Given task >> Start at the line containing "What text is on this page?" and transcribe every line exactly through the end of the records below, and only those lines.
· · · · ·
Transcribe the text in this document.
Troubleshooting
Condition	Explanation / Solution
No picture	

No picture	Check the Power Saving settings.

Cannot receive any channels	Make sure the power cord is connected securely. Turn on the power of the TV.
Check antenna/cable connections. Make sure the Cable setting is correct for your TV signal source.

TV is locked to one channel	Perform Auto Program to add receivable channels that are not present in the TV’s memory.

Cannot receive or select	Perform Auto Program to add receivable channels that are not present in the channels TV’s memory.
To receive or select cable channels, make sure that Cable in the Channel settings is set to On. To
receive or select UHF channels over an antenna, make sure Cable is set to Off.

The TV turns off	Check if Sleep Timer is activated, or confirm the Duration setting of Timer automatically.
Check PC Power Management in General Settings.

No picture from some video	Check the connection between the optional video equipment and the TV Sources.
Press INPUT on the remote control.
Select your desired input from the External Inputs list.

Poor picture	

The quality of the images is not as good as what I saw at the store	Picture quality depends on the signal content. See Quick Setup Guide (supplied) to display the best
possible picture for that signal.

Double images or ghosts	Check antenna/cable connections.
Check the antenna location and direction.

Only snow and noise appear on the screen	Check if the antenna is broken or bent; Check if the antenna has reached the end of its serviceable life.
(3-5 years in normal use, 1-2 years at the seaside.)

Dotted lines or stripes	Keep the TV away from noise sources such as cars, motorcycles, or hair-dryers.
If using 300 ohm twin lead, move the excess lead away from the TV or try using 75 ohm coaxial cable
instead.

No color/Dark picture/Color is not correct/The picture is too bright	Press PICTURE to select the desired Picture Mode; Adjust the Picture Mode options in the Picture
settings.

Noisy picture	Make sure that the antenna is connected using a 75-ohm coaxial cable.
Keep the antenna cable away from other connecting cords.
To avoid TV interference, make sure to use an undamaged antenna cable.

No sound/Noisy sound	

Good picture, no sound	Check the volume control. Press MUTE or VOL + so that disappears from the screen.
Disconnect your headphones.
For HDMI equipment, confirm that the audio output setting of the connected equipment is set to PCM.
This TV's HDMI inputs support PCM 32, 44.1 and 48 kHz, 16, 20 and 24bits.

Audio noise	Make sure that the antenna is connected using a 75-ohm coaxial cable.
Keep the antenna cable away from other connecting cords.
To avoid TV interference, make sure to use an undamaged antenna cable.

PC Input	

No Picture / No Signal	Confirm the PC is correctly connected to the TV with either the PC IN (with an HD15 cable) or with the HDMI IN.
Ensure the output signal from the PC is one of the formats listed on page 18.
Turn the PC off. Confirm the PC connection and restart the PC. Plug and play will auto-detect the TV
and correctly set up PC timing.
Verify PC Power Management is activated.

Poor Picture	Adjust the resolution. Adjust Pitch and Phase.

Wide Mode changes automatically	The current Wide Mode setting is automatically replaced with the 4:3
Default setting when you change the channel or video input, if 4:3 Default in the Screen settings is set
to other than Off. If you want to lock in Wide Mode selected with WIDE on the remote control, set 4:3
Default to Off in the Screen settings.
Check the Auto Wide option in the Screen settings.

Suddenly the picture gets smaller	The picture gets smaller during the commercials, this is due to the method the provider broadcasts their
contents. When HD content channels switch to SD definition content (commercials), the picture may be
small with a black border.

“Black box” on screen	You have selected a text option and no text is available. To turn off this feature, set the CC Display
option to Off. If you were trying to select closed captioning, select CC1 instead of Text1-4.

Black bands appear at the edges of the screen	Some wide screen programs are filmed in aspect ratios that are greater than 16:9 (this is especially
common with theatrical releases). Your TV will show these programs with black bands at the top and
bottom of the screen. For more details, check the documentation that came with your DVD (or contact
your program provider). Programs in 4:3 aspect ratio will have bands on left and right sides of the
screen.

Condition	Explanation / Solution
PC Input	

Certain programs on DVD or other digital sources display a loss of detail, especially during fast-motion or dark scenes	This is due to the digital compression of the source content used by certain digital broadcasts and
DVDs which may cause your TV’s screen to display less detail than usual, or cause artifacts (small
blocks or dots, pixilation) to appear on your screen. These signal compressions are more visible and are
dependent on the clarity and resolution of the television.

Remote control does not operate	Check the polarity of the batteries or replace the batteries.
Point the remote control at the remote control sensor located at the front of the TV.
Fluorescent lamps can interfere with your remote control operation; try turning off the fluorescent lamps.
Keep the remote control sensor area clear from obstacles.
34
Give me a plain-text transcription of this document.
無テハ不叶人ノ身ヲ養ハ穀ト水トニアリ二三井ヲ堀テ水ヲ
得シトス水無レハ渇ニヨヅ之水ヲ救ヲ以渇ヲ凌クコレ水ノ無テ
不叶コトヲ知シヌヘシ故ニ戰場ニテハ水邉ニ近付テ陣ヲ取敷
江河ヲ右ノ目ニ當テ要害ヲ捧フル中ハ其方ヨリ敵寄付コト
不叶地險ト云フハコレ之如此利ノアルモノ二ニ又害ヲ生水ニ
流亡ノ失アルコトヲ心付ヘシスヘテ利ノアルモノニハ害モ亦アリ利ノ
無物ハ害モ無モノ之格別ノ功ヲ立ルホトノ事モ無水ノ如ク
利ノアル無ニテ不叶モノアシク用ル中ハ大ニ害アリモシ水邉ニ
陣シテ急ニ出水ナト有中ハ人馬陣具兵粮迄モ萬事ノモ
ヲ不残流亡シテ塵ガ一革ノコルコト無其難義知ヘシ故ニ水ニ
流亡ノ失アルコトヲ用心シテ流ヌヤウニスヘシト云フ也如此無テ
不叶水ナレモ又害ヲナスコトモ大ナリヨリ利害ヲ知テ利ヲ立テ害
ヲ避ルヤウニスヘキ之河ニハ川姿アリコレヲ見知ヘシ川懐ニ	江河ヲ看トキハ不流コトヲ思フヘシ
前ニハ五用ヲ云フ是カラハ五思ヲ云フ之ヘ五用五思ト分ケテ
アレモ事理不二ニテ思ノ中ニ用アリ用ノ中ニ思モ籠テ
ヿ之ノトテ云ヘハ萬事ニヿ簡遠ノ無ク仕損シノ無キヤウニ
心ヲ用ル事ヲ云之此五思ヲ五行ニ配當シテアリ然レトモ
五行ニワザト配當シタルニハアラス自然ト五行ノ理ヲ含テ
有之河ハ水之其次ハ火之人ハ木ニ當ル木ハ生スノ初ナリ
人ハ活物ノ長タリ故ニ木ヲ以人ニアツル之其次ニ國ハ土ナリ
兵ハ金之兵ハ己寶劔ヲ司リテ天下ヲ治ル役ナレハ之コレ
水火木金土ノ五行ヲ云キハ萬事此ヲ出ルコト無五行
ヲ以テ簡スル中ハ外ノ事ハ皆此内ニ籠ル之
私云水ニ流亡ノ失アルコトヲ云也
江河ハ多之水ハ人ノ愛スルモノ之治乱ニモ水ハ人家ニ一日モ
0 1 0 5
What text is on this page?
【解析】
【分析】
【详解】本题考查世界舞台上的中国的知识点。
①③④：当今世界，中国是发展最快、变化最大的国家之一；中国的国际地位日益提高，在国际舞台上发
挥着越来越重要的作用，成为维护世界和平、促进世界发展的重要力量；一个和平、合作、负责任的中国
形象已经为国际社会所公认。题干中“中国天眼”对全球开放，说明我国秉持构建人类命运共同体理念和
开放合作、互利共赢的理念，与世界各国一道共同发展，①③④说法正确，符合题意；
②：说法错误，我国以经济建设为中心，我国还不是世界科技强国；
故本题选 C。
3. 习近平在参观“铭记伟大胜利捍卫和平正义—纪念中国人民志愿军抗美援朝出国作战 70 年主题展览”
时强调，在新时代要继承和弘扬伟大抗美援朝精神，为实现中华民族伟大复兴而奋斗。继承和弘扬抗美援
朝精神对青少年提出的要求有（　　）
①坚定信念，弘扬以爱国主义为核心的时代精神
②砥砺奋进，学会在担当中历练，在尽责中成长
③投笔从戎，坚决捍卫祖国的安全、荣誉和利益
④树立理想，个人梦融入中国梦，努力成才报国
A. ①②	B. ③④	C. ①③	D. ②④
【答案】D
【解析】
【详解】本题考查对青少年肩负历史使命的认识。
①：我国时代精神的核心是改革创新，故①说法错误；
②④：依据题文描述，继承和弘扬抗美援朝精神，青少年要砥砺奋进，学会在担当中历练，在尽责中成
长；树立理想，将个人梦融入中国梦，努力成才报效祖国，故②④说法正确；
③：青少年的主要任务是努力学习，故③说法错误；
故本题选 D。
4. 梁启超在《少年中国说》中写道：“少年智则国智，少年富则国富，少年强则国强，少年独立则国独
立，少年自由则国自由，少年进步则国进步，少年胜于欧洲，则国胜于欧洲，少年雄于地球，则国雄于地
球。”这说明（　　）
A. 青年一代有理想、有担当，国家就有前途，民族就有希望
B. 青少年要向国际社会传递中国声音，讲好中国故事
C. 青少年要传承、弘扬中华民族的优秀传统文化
· · · · ·
The answer >>
What text is on this page?
【解析】
【分析】
【详解】本题考查世界舞台上的中国的知识点。
①③④：当今世界，中国是发展最快、变化最大的国家之一；中国的国际地位日益提高，在国际舞台上发
挥着越来越重要的作用，成为维护世界和平、促进世界发展的重要力量；一个和平、合作、负责任的中国
形象已经为国际社会所公认。题干中“中国天眼”对全球开放，说明我国秉持构建人类命运共同体理念和
开放合作、互利共赢的理念，与世界各国一道共同发展，①③④说法正确，符合题意；
②：说法错误，我国以经济建设为中心，我国还不是世界科技强国；
故本题选 C。
3. 习近平在参观“铭记伟大胜利捍卫和平正义—纪念中国人民志愿军抗美援朝出国作战 70 年主题展览”
时强调，在新时代要继承和弘扬伟大抗美援朝精神，为实现中华民族伟大复兴而奋斗。继承和弘扬抗美援
朝精神对青少年提出的要求有（　　）
①坚定信念，弘扬以爱国主义为核心的时代精神
②砥砺奋进，学会在担当中历练，在尽责中成长
③投笔从戎，坚决捍卫祖国的安全、荣誉和利益
④树立理想，个人梦融入中国梦，努力成才报国
A. ①②	B. ③④	C. ①③	D. ②④
【答案】D
【解析】
【详解】本题考查对青少年肩负历史使命的认识。
①：我国时代精神的核心是改革创新，故①说法错误；
②④：依据题文描述，继承和弘扬抗美援朝精神，青少年要砥砺奋进，学会在担当中历练，在尽责中成
长；树立理想，将个人梦融入中国梦，努力成才报效祖国，故②④说法正确；
③：青少年的主要任务是努力学习，故③说法错误；
故本题选 D。
4. 梁启超在《少年中国说》中写道：“少年智则国智，少年富则国富，少年强则国强，少年独立则国独
立，少年自由则国自由，少年进步则国进步，少年胜于欧洲，则国胜于欧洲，少年雄于地球，则国雄于地
球。”这说明（　　）
A. 青年一代有理想、有担当，国家就有前途，民族就有希望
B. 青少年要向国际社会传递中国声音，讲好中国故事
C. 青少年要传承、弘扬中华民族的优秀传统文化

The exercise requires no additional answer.